--- BEGIN Material for the task ---
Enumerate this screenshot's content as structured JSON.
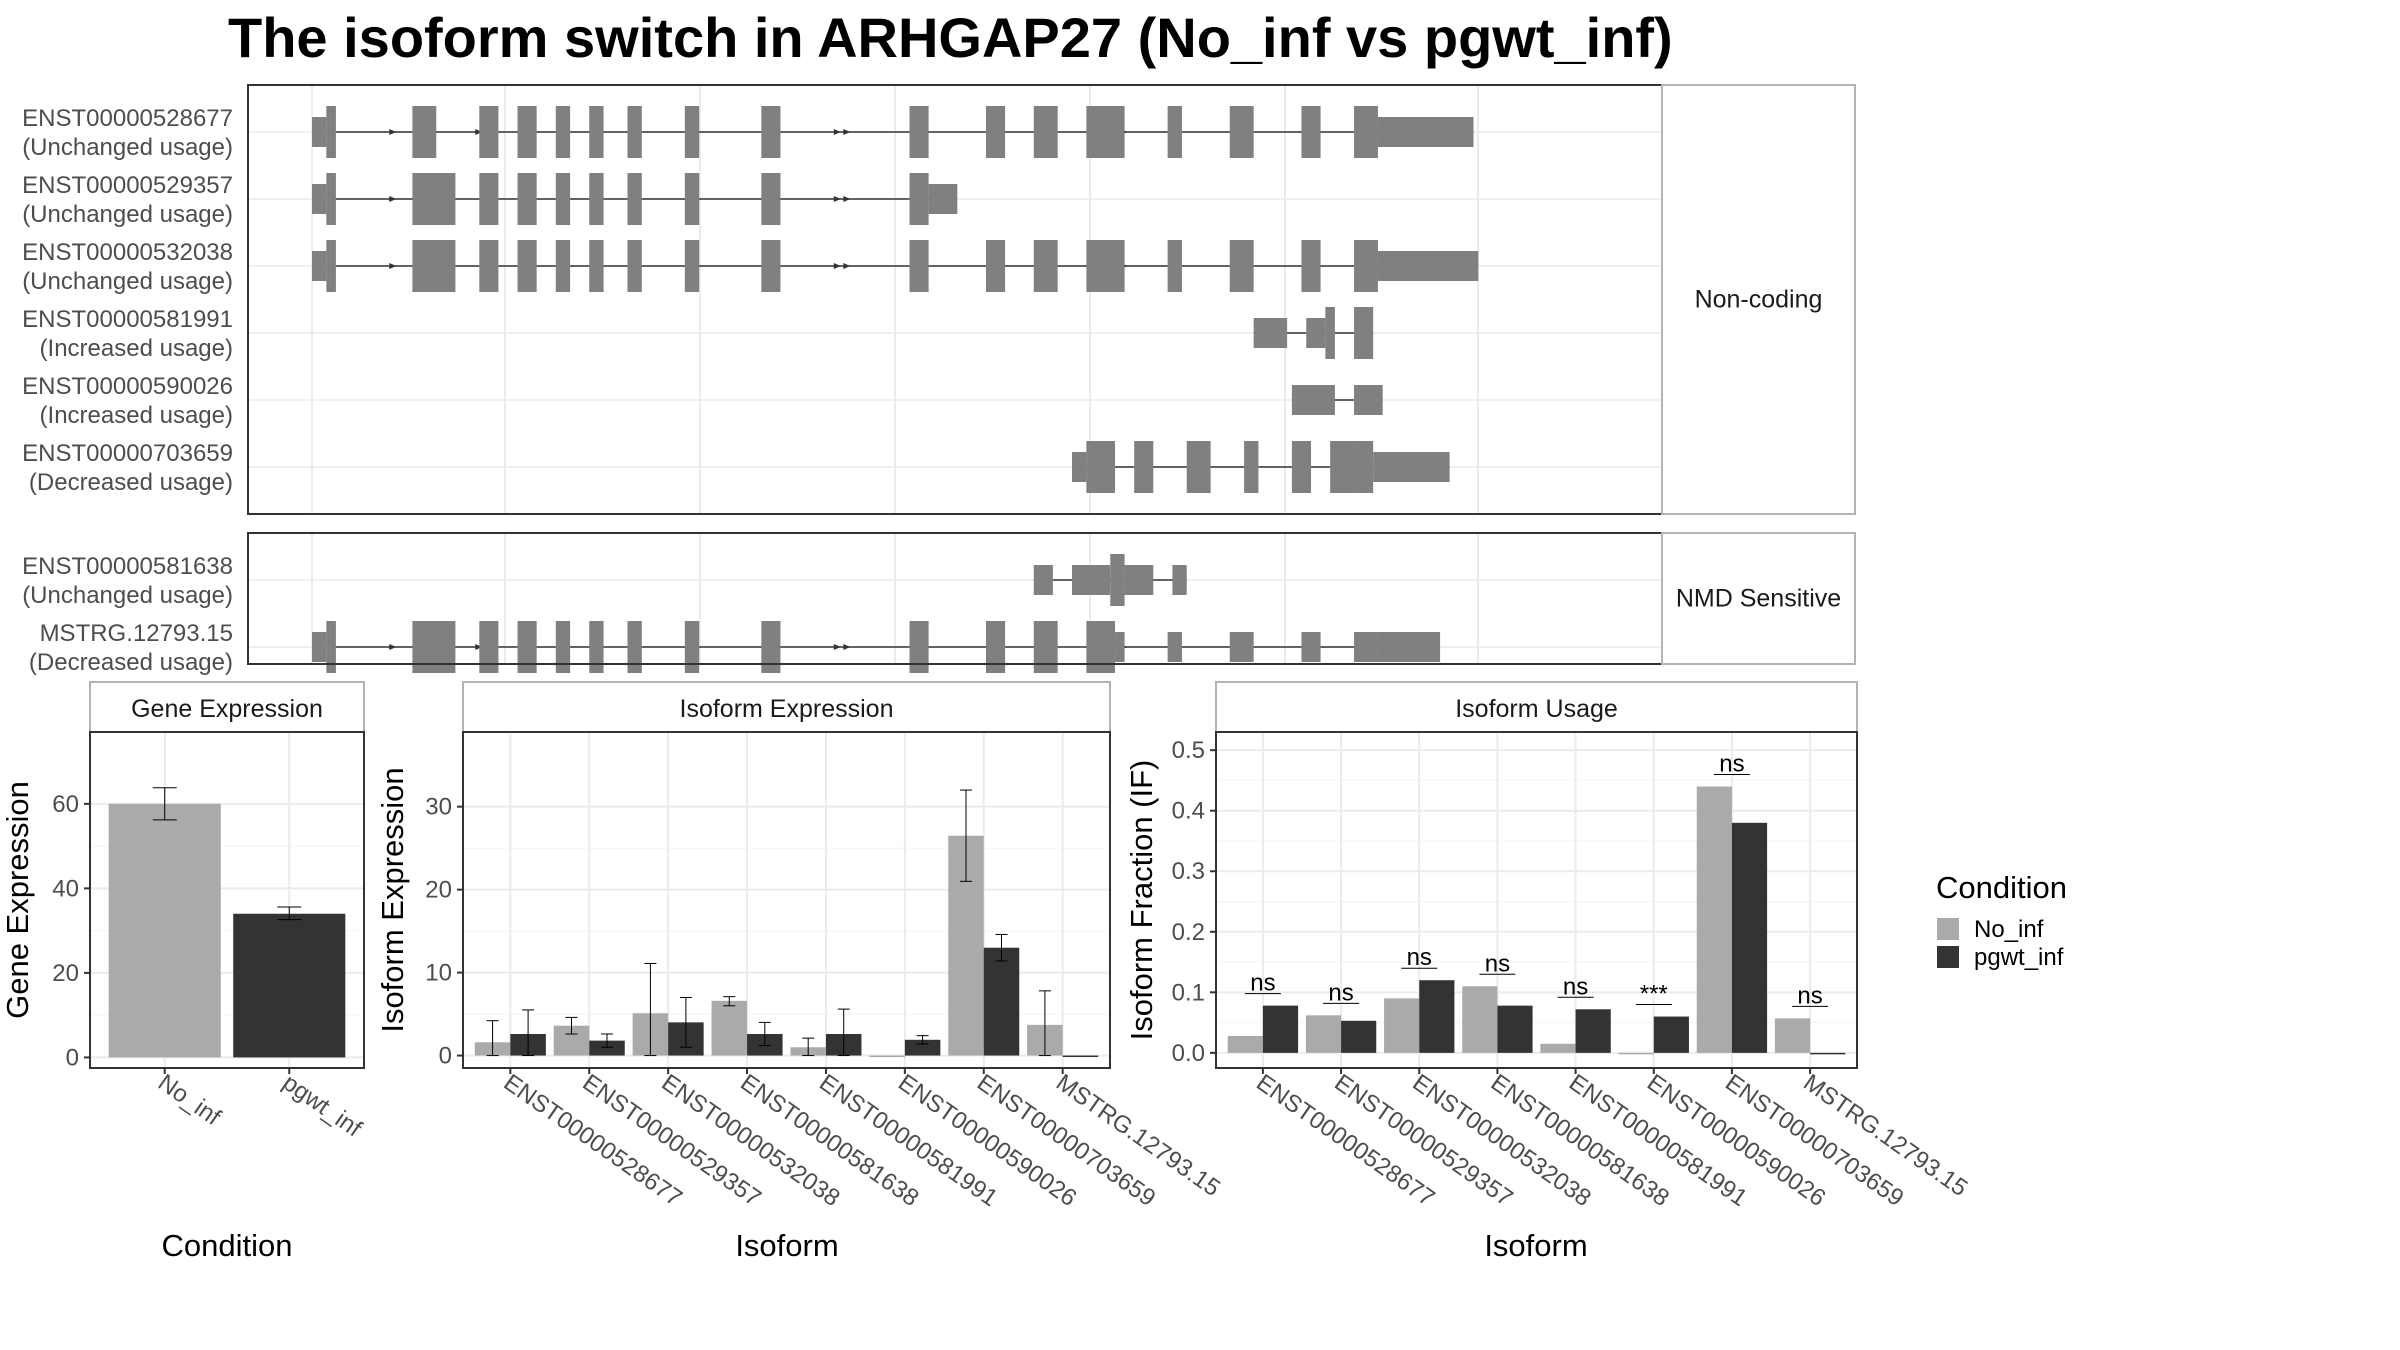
{
  "title": "The isoform switch in ARHGAP27 (No_inf vs pgwt_inf)",
  "colors": {
    "No_inf": "#aaaaaa",
    "pgwt_inf": "#333333",
    "exon": "#808080",
    "panel_border": "#333333",
    "strip_border": "#b3b3b3",
    "grid": "#ebebeb",
    "text_tick": "#4d4d4d"
  },
  "structure": {
    "groups": [
      {
        "label": "Non-coding",
        "tracks": [
          {
            "id": "ENST00000528677",
            "status": "(Unchanged usage)",
            "exons": [
              [
                0,
                3,
                0.3
              ],
              [
                3,
                5,
                0.5
              ],
              [
                21,
                26,
                0.5
              ],
              [
                35,
                39,
                0.5
              ],
              [
                43,
                47,
                0.5
              ],
              [
                51,
                54,
                0.5
              ],
              [
                58,
                61,
                0.5
              ],
              [
                66,
                69,
                0.5
              ],
              [
                78,
                81,
                0.5
              ],
              [
                94,
                98,
                0.5
              ],
              [
                125,
                129,
                0.5
              ],
              [
                141,
                145,
                0.5
              ],
              [
                151,
                156,
                0.5
              ],
              [
                162,
                170,
                0.5
              ],
              [
                179,
                182,
                0.5
              ],
              [
                192,
                197,
                0.5
              ],
              [
                207,
                211,
                0.5
              ],
              [
                218,
                223,
                0.5
              ],
              [
                223,
                243,
                0.3
              ]
            ],
            "arrows": [
              17,
              35,
              95,
              110,
              112,
              128,
              170,
              194,
              210
            ]
          },
          {
            "id": "ENST00000529357",
            "status": "(Unchanged usage)",
            "exons": [
              [
                0,
                3,
                0.3
              ],
              [
                3,
                5,
                0.5
              ],
              [
                21,
                30,
                0.5
              ],
              [
                35,
                39,
                0.5
              ],
              [
                43,
                47,
                0.5
              ],
              [
                51,
                54,
                0.5
              ],
              [
                58,
                61,
                0.5
              ],
              [
                66,
                69,
                0.5
              ],
              [
                78,
                81,
                0.5
              ],
              [
                94,
                98,
                0.5
              ],
              [
                125,
                129,
                0.5
              ],
              [
                129,
                135,
                0.3
              ]
            ],
            "arrows": [
              17,
              95,
              110,
              112,
              128
            ]
          },
          {
            "id": "ENST00000532038",
            "status": "(Unchanged usage)",
            "exons": [
              [
                0,
                3,
                0.3
              ],
              [
                3,
                5,
                0.5
              ],
              [
                21,
                30,
                0.5
              ],
              [
                35,
                39,
                0.5
              ],
              [
                43,
                47,
                0.5
              ],
              [
                51,
                54,
                0.5
              ],
              [
                58,
                61,
                0.5
              ],
              [
                66,
                69,
                0.5
              ],
              [
                78,
                81,
                0.5
              ],
              [
                94,
                98,
                0.5
              ],
              [
                125,
                129,
                0.5
              ],
              [
                141,
                145,
                0.5
              ],
              [
                151,
                156,
                0.5
              ],
              [
                162,
                170,
                0.5
              ],
              [
                179,
                182,
                0.5
              ],
              [
                192,
                197,
                0.5
              ],
              [
                207,
                211,
                0.5
              ],
              [
                218,
                223,
                0.5
              ],
              [
                223,
                244,
                0.3
              ]
            ],
            "arrows": [
              17,
              95,
              110,
              112,
              128,
              170,
              194,
              210
            ]
          },
          {
            "id": "ENST00000581991",
            "status": "(Increased usage)",
            "exons": [
              [
                197,
                204,
                0.3
              ],
              [
                208,
                212,
                0.3
              ],
              [
                212,
                214,
                0.5
              ],
              [
                218,
                222,
                0.5
              ]
            ],
            "arrows": []
          },
          {
            "id": "ENST00000590026",
            "status": "(Increased usage)",
            "exons": [
              [
                205,
                214,
                0.3
              ],
              [
                218,
                224,
                0.3
              ]
            ],
            "arrows": []
          },
          {
            "id": "ENST00000703659",
            "status": "(Decreased usage)",
            "exons": [
              [
                159,
                162,
                0.3
              ],
              [
                162,
                168,
                0.5
              ],
              [
                172,
                176,
                0.5
              ],
              [
                183,
                188,
                0.5
              ],
              [
                195,
                198,
                0.5
              ],
              [
                205,
                209,
                0.5
              ],
              [
                213,
                218,
                0.5
              ],
              [
                218,
                222,
                0.5
              ],
              [
                222,
                238,
                0.3
              ]
            ],
            "arrows": []
          }
        ]
      },
      {
        "label": "NMD Sensitive",
        "tracks": [
          {
            "id": "ENST00000581638",
            "status": "(Unchanged usage)",
            "exons": [
              [
                151,
                155,
                0.3
              ],
              [
                159,
                167,
                0.3
              ],
              [
                167,
                170,
                0.5
              ],
              [
                170,
                176,
                0.3
              ],
              [
                180,
                183,
                0.3
              ]
            ],
            "arrows": []
          },
          {
            "id": "MSTRG.12793.15",
            "status": "(Decreased usage)",
            "exons": [
              [
                0,
                3,
                0.3
              ],
              [
                3,
                5,
                0.5
              ],
              [
                21,
                30,
                0.5
              ],
              [
                35,
                39,
                0.5
              ],
              [
                43,
                47,
                0.5
              ],
              [
                51,
                54,
                0.5
              ],
              [
                58,
                61,
                0.5
              ],
              [
                66,
                69,
                0.5
              ],
              [
                78,
                81,
                0.5
              ],
              [
                94,
                98,
                0.5
              ],
              [
                125,
                129,
                0.5
              ],
              [
                141,
                145,
                0.5
              ],
              [
                151,
                156,
                0.5
              ],
              [
                162,
                168,
                0.5
              ],
              [
                168,
                170,
                0.3
              ],
              [
                179,
                182,
                0.3
              ],
              [
                192,
                197,
                0.3
              ],
              [
                207,
                211,
                0.3
              ],
              [
                218,
                223,
                0.3
              ],
              [
                223,
                236,
                0.3
              ]
            ],
            "arrows": [
              17,
              35,
              95,
              110,
              112,
              128,
              170
            ]
          }
        ]
      }
    ]
  },
  "chart_data": [
    {
      "type": "bar",
      "strip": "Gene Expression",
      "xlabel": "Condition",
      "ylabel": "Gene Expression",
      "ylim": [
        -2.5,
        77
      ],
      "yticks": [
        0,
        20,
        40,
        60
      ],
      "categories": [
        "No_inf",
        "pgwt_inf"
      ],
      "series": [
        {
          "name": "No_inf",
          "values": [
            60,
            null
          ],
          "err": [
            [
              56.2,
              63.8
            ],
            null
          ]
        },
        {
          "name": "pgwt_inf",
          "values": [
            null,
            34
          ],
          "err": [
            null,
            [
              32.6,
              35.6
            ]
          ]
        }
      ]
    },
    {
      "type": "bar",
      "strip": "Isoform Expression",
      "xlabel": "Isoform",
      "ylabel": "Isoform Expression",
      "ylim": [
        -1.5,
        39
      ],
      "yticks": [
        0,
        10,
        20,
        30
      ],
      "categories": [
        "ENST00000528677",
        "ENST00000529357",
        "ENST00000532038",
        "ENST00000581638",
        "ENST00000581991",
        "ENST00000590026",
        "ENST00000703659",
        "MSTRG.12793.15"
      ],
      "series": [
        {
          "name": "No_inf",
          "values": [
            1.6,
            3.6,
            5.1,
            6.6,
            1.0,
            0,
            26.5,
            3.7
          ],
          "err": [
            [
              0,
              4.2
            ],
            [
              2.6,
              4.6
            ],
            [
              0,
              11.1
            ],
            [
              6.0,
              7.1
            ],
            [
              0,
              2.1
            ],
            null,
            [
              21.0,
              32.0
            ],
            [
              0,
              7.8
            ]
          ]
        },
        {
          "name": "pgwt_inf",
          "values": [
            2.6,
            1.8,
            4.0,
            2.6,
            2.6,
            1.9,
            13.0,
            0
          ],
          "err": [
            [
              0,
              5.5
            ],
            [
              1.0,
              2.6
            ],
            [
              1.0,
              7.0
            ],
            [
              1.2,
              4.0
            ],
            [
              0,
              5.6
            ],
            [
              1.4,
              2.4
            ],
            [
              11.4,
              14.6
            ],
            null
          ]
        }
      ]
    },
    {
      "type": "bar",
      "strip": "Isoform Usage",
      "xlabel": "Isoform",
      "ylabel": "Isoform Fraction (IF)",
      "ylim": [
        -0.025,
        0.53
      ],
      "yticks": [
        0.0,
        0.1,
        0.2,
        0.3,
        0.4,
        0.5
      ],
      "ytick_labels": [
        "0.0",
        "0.1",
        "0.2",
        "0.3",
        "0.4",
        "0.5"
      ],
      "categories": [
        "ENST00000528677",
        "ENST00000529357",
        "ENST00000532038",
        "ENST00000581638",
        "ENST00000581991",
        "ENST00000590026",
        "ENST00000703659",
        "MSTRG.12793.15"
      ],
      "series": [
        {
          "name": "No_inf",
          "values": [
            0.028,
            0.062,
            0.09,
            0.11,
            0.015,
            0,
            0.44,
            0.057
          ]
        },
        {
          "name": "pgwt_inf",
          "values": [
            0.078,
            0.053,
            0.12,
            0.078,
            0.072,
            0.06,
            0.38,
            0
          ]
        }
      ],
      "significance": [
        "ns",
        "ns",
        "ns",
        "ns",
        "ns",
        "***",
        "ns",
        "ns"
      ]
    }
  ],
  "legend": {
    "title": "Condition",
    "items": [
      {
        "name": "No_inf",
        "color": "#aaaaaa"
      },
      {
        "name": "pgwt_inf",
        "color": "#333333"
      }
    ]
  }
}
--- END Material for the task ---
- [Request]: Look through the entries above; copy every line holding the string "ylabel".

- [The response]:
      "ylabel": "Gene Expression",
      "ylabel": "Isoform Expression",
      "ylabel": "Isoform Fraction (IF)",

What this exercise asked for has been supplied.